Stated goal
Report only the number of lines in this material that include "справляется".
──────────
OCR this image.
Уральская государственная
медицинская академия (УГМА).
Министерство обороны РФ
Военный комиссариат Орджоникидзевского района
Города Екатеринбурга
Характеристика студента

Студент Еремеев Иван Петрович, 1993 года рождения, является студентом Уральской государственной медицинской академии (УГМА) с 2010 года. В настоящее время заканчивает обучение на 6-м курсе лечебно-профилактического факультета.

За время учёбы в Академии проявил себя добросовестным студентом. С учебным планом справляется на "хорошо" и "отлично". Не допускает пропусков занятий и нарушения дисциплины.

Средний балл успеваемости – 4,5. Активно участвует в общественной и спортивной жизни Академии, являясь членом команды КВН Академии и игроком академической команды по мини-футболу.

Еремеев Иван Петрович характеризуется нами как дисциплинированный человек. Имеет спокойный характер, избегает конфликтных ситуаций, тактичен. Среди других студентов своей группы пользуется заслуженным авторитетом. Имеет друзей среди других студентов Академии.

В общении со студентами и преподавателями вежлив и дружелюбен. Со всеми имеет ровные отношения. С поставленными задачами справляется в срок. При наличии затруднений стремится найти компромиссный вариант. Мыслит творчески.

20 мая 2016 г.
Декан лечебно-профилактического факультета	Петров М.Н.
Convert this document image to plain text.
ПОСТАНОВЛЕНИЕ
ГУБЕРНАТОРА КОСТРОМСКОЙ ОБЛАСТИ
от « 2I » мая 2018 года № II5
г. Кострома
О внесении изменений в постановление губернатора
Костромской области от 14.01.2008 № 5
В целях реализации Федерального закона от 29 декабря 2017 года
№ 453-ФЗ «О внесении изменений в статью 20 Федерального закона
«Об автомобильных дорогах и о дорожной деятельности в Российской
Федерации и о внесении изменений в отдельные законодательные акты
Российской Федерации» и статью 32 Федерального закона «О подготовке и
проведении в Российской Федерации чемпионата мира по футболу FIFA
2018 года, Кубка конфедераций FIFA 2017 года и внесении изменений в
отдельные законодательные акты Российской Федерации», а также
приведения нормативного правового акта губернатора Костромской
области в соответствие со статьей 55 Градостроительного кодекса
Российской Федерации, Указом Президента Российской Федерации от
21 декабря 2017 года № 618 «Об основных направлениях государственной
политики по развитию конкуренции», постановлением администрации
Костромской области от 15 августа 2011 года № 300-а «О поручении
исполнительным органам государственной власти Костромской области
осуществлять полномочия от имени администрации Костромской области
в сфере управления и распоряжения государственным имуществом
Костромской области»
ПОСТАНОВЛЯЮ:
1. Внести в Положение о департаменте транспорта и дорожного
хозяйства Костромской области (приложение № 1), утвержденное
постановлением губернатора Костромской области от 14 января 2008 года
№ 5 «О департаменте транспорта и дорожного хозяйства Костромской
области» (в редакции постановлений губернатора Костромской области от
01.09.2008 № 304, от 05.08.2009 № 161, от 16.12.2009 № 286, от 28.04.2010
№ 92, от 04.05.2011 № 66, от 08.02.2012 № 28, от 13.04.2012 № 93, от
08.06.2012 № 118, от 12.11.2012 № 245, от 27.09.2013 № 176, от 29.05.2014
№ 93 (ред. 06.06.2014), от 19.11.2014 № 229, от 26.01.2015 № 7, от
──────────
Answer
2